Retype each entry below exactly as it stands.
──────── Records supplied
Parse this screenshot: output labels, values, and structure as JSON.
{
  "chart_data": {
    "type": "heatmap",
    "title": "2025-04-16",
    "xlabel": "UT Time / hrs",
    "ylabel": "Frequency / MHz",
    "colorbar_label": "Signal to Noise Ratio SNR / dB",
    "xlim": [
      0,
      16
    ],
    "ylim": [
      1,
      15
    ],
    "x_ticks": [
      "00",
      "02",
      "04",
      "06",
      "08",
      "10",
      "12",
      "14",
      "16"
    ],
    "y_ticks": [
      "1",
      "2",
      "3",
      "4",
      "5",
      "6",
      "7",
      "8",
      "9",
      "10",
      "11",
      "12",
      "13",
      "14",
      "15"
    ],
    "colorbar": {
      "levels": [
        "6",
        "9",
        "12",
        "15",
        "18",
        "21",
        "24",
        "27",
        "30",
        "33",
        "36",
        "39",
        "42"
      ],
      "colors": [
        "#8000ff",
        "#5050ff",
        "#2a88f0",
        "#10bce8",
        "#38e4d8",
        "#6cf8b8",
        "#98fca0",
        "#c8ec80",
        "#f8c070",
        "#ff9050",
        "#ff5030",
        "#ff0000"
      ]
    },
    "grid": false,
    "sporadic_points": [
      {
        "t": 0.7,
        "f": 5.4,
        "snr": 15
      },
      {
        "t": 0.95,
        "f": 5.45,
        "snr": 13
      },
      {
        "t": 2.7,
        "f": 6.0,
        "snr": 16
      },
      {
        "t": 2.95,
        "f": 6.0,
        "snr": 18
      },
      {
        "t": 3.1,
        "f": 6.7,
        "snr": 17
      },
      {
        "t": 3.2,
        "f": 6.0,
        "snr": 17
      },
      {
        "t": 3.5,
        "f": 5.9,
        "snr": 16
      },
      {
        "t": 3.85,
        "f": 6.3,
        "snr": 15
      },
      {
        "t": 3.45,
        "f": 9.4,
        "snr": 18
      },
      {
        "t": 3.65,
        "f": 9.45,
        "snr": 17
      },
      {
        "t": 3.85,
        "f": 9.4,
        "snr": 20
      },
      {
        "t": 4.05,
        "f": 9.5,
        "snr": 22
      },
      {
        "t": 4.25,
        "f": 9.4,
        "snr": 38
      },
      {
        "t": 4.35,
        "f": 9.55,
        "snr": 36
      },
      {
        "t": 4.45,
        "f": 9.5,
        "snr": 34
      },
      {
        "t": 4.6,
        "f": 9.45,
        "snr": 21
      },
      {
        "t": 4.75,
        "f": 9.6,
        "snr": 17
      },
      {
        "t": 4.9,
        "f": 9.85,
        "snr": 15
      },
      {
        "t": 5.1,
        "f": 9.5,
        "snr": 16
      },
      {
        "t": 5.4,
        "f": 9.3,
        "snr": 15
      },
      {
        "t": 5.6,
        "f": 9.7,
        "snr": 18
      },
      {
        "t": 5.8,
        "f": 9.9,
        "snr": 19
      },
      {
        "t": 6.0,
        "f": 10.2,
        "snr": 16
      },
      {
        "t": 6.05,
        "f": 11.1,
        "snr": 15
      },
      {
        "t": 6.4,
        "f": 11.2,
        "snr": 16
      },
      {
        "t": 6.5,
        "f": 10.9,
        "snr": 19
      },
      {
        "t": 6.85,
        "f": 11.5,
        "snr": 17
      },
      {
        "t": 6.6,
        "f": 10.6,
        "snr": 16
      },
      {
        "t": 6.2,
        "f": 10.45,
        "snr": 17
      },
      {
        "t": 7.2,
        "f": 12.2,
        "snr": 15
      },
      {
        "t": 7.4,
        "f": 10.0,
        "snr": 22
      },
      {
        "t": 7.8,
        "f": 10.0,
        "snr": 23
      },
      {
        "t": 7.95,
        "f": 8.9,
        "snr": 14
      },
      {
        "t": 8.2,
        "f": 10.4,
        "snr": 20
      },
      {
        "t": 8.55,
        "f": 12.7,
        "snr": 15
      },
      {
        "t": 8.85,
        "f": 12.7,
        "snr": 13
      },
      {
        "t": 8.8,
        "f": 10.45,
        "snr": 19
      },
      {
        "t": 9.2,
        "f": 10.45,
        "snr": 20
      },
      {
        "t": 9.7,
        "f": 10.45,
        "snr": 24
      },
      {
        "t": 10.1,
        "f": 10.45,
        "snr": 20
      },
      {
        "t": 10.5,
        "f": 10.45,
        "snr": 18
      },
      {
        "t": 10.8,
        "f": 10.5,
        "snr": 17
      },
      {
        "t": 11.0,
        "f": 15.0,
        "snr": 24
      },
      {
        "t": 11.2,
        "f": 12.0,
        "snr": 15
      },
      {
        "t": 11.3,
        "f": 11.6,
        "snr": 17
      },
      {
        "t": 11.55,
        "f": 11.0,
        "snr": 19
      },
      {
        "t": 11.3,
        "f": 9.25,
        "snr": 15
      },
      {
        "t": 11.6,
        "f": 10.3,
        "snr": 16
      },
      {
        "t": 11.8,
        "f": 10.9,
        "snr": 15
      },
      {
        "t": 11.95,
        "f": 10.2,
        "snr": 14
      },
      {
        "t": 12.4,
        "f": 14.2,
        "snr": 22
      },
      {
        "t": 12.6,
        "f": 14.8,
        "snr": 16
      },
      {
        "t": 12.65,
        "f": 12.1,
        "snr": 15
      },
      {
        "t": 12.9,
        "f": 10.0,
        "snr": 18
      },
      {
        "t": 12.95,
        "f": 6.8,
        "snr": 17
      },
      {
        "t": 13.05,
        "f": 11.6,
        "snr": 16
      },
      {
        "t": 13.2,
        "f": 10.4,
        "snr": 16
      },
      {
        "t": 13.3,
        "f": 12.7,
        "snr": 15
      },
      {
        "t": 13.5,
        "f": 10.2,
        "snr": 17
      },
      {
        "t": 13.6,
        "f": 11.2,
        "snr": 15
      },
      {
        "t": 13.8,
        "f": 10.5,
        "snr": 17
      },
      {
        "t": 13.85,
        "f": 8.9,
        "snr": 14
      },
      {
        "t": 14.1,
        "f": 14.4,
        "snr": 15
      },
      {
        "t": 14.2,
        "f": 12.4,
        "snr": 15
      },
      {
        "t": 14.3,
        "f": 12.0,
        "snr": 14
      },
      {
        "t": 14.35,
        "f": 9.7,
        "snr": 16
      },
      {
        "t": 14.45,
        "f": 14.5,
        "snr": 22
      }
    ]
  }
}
────────────────
■ Exercise answer ■
Parse this screenshot: output labels, values, and structure as JSON.
{
  "chart_data": {
    "type": "heatmap",
    "title": "2025-04-16",
    "xlabel": "UT Time / hrs",
    "ylabel": "Frequency / MHz",
    "colorbar_label": "Signal to Noise Ratio SNR / dB",
    "xlim": [
      0,
      16
    ],
    "ylim": [
      1,
      15
    ],
    "x_ticks": [
      "00",
      "02",
      "04",
      "06",
      "08",
      "10",
      "12",
      "14",
      "16"
    ],
    "y_ticks": [
      "1",
      "2",
      "3",
      "4",
      "5",
      "6",
      "7",
      "8",
      "9",
      "10",
      "11",
      "12",
      "13",
      "14",
      "15"
    ],
    "colorbar": {
      "levels": [
        "6",
        "9",
        "12",
        "15",
        "18",
        "21",
        "24",
        "27",
        "30",
        "33",
        "36",
        "39",
        "42"
      ],
      "colors": [
        "#8000ff",
        "#5050ff",
        "#2a88f0",
        "#10bce8",
        "#38e4d8",
        "#6cf8b8",
        "#98fca0",
        "#c8ec80",
        "#f8c070",
        "#ff9050",
        "#ff5030",
        "#ff0000"
      ]
    },
    "grid": false,
    "sporadic_points": [
      {
        "t": 0.7,
        "f": 5.4,
        "snr": 15
      },
      {
        "t": 0.95,
        "f": 5.45,
        "snr": 13
      },
      {
        "t": 2.7,
        "f": 6.0,
        "snr": 16
      },
      {
        "t": 2.95,
        "f": 6.0,
        "snr": 18
      },
      {
        "t": 3.1,
        "f": 6.7,
        "snr": 17
      },
      {
        "t": 3.2,
        "f": 6.0,
        "snr": 17
      },
      {
        "t": 3.5,
        "f": 5.9,
        "snr": 16
      },
      {
        "t": 3.85,
        "f": 6.3,
        "snr": 15
      },
      {
        "t": 3.45,
        "f": 9.4,
        "snr": 18
      },
      {
        "t": 3.65,
        "f": 9.45,
        "snr": 17
      },
      {
        "t": 3.85,
        "f": 9.4,
        "snr": 20
      },
      {
        "t": 4.05,
        "f": 9.5,
        "snr": 22
      },
      {
        "t": 4.25,
        "f": 9.4,
        "snr": 38
      },
      {
        "t": 4.35,
        "f": 9.55,
        "snr": 36
      },
      {
        "t": 4.45,
        "f": 9.5,
        "snr": 34
      },
      {
        "t": 4.6,
        "f": 9.45,
        "snr": 21
      },
      {
        "t": 4.75,
        "f": 9.6,
        "snr": 17
      },
      {
        "t": 4.9,
        "f": 9.85,
        "snr": 15
      },
      {
        "t": 5.1,
        "f": 9.5,
        "snr": 16
      },
      {
        "t": 5.4,
        "f": 9.3,
        "snr": 15
      },
      {
        "t": 5.6,
        "f": 9.7,
        "snr": 18
      },
      {
        "t": 5.8,
        "f": 9.9,
        "snr": 19
      },
      {
        "t": 6.0,
        "f": 10.2,
        "snr": 16
      },
      {
        "t": 6.05,
        "f": 11.1,
        "snr": 15
      },
      {
        "t": 6.4,
        "f": 11.2,
        "snr": 16
      },
      {
        "t": 6.5,
        "f": 10.9,
        "snr": 19
      },
      {
        "t": 6.85,
        "f": 11.5,
        "snr": 17
      },
      {
        "t": 6.6,
        "f": 10.6,
        "snr": 16
      },
      {
        "t": 6.2,
        "f": 10.45,
        "snr": 17
      },
      {
        "t": 7.2,
        "f": 12.2,
        "snr": 15
      },
      {
        "t": 7.4,
        "f": 10.0,
        "snr": 22
      },
      {
        "t": 7.8,
        "f": 10.0,
        "snr": 23
      },
      {
        "t": 7.95,
        "f": 8.9,
        "snr": 14
      },
      {
        "t": 8.2,
        "f": 10.4,
        "snr": 20
      },
      {
        "t": 8.55,
        "f": 12.7,
        "snr": 15
      },
      {
        "t": 8.85,
        "f": 12.7,
        "snr": 13
      },
      {
        "t": 8.8,
        "f": 10.45,
        "snr": 19
      },
      {
        "t": 9.2,
        "f": 10.45,
        "snr": 20
      },
      {
        "t": 9.7,
        "f": 10.45,
        "snr": 24
      },
      {
        "t": 10.1,
        "f": 10.45,
        "snr": 20
      },
      {
        "t": 10.5,
        "f": 10.45,
        "snr": 18
      },
      {
        "t": 10.8,
        "f": 10.5,
        "snr": 17
      },
      {
        "t": 11.0,
        "f": 15.0,
        "snr": 24
      },
      {
        "t": 11.2,
        "f": 12.0,
        "snr": 15
      },
      {
        "t": 11.3,
        "f": 11.6,
        "snr": 17
      },
      {
        "t": 11.55,
        "f": 11.0,
        "snr": 19
      },
      {
        "t": 11.3,
        "f": 9.25,
        "snr": 15
      },
      {
        "t": 11.6,
        "f": 10.3,
        "snr": 16
      },
      {
        "t": 11.8,
        "f": 10.9,
        "snr": 15
      },
      {
        "t": 11.95,
        "f": 10.2,
        "snr": 14
      },
      {
        "t": 12.4,
        "f": 14.2,
        "snr": 22
      },
      {
        "t": 12.6,
        "f": 14.8,
        "snr": 16
      },
      {
        "t": 12.65,
        "f": 12.1,
        "snr": 15
      },
      {
        "t": 12.9,
        "f": 10.0,
        "snr": 18
      },
      {
        "t": 12.95,
        "f": 6.8,
        "snr": 17
      },
      {
        "t": 13.05,
        "f": 11.6,
        "snr": 16
      },
      {
        "t": 13.2,
        "f": 10.4,
        "snr": 16
      },
      {
        "t": 13.3,
        "f": 12.7,
        "snr": 15
      },
      {
        "t": 13.5,
        "f": 10.2,
        "snr": 17
      },
      {
        "t": 13.6,
        "f": 11.2,
        "snr": 15
      },
      {
        "t": 13.8,
        "f": 10.5,
        "snr": 17
      },
      {
        "t": 13.85,
        "f": 8.9,
        "snr": 14
      },
      {
        "t": 14.1,
        "f": 14.4,
        "snr": 15
      },
      {
        "t": 14.2,
        "f": 12.4,
        "snr": 15
      },
      {
        "t": 14.3,
        "f": 12.0,
        "snr": 14
      },
      {
        "t": 14.35,
        "f": 9.7,
        "snr": 16
      },
      {
        "t": 14.45,
        "f": 14.5,
        "snr": 22
      }
    ]
  }
}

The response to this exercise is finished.